INPUT:
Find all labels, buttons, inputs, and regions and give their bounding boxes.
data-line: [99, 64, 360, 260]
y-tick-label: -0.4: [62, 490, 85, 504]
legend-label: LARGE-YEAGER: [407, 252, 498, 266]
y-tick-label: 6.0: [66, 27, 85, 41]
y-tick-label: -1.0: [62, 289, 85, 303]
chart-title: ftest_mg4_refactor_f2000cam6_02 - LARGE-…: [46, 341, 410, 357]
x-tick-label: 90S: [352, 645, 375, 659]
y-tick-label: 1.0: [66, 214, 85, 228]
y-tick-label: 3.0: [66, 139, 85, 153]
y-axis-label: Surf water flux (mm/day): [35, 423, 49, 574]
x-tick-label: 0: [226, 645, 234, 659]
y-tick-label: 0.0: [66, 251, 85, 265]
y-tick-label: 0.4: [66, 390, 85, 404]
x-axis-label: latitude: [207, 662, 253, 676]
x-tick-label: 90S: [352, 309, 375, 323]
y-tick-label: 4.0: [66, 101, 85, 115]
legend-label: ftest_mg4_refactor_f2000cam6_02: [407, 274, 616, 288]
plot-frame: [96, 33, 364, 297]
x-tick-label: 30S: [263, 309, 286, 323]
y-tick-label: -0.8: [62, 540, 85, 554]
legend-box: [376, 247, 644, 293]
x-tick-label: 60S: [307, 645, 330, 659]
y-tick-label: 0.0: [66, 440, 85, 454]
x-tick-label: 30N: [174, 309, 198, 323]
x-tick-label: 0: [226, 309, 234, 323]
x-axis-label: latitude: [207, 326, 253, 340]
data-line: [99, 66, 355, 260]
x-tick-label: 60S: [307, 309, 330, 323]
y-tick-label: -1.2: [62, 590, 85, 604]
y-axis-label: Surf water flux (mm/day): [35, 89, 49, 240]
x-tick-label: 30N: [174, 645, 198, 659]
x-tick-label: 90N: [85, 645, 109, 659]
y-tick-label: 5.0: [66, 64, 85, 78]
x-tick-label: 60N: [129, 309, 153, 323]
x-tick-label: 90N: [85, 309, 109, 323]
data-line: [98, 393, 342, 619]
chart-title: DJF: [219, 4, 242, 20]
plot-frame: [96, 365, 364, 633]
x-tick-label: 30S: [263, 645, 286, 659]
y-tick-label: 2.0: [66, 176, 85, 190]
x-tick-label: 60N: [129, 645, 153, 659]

BRIEF: Print all of the material above again, line for line, with no changes.

RESULT BELOW:
Find all labels, buttons, inputs, and regions and give their bounding boxes.
data-line: [99, 64, 360, 260]
y-tick-label: -0.4: [62, 490, 85, 504]
legend-label: LARGE-YEAGER: [407, 252, 498, 266]
y-tick-label: 6.0: [66, 27, 85, 41]
y-tick-label: -1.0: [62, 289, 85, 303]
chart-title: ftest_mg4_refactor_f2000cam6_02 - LARGE-…: [46, 341, 410, 357]
x-tick-label: 90S: [352, 645, 375, 659]
y-tick-label: 1.0: [66, 214, 85, 228]
y-tick-label: 3.0: [66, 139, 85, 153]
y-axis-label: Surf water flux (mm/day): [35, 423, 49, 574]
x-tick-label: 0: [226, 645, 234, 659]
y-tick-label: 0.0: [66, 251, 85, 265]
y-tick-label: 0.4: [66, 390, 85, 404]
x-axis-label: latitude: [207, 662, 253, 676]
x-tick-label: 90S: [352, 309, 375, 323]
y-tick-label: 4.0: [66, 101, 85, 115]
legend-label: ftest_mg4_refactor_f2000cam6_02: [407, 274, 616, 288]
plot-frame: [96, 33, 364, 297]
x-tick-label: 30S: [263, 309, 286, 323]
y-tick-label: -0.8: [62, 540, 85, 554]
legend-box: [376, 247, 644, 293]
x-tick-label: 60S: [307, 645, 330, 659]
y-tick-label: 0.0: [66, 440, 85, 454]
x-tick-label: 30N: [174, 309, 198, 323]
x-tick-label: 0: [226, 309, 234, 323]
x-axis-label: latitude: [207, 326, 253, 340]
data-line: [99, 66, 355, 260]
x-tick-label: 60S: [307, 309, 330, 323]
y-tick-label: -1.2: [62, 590, 85, 604]
y-axis-label: Surf water flux (mm/day): [35, 89, 49, 240]
x-tick-label: 30N: [174, 645, 198, 659]
x-tick-label: 90N: [85, 645, 109, 659]
y-tick-label: 5.0: [66, 64, 85, 78]
x-tick-label: 60N: [129, 309, 153, 323]
x-tick-label: 90N: [85, 309, 109, 323]
data-line: [98, 393, 342, 619]
chart-title: DJF: [219, 4, 242, 20]
plot-frame: [96, 365, 364, 633]
x-tick-label: 30S: [263, 645, 286, 659]
y-tick-label: 2.0: [66, 176, 85, 190]
x-tick-label: 60N: [129, 645, 153, 659]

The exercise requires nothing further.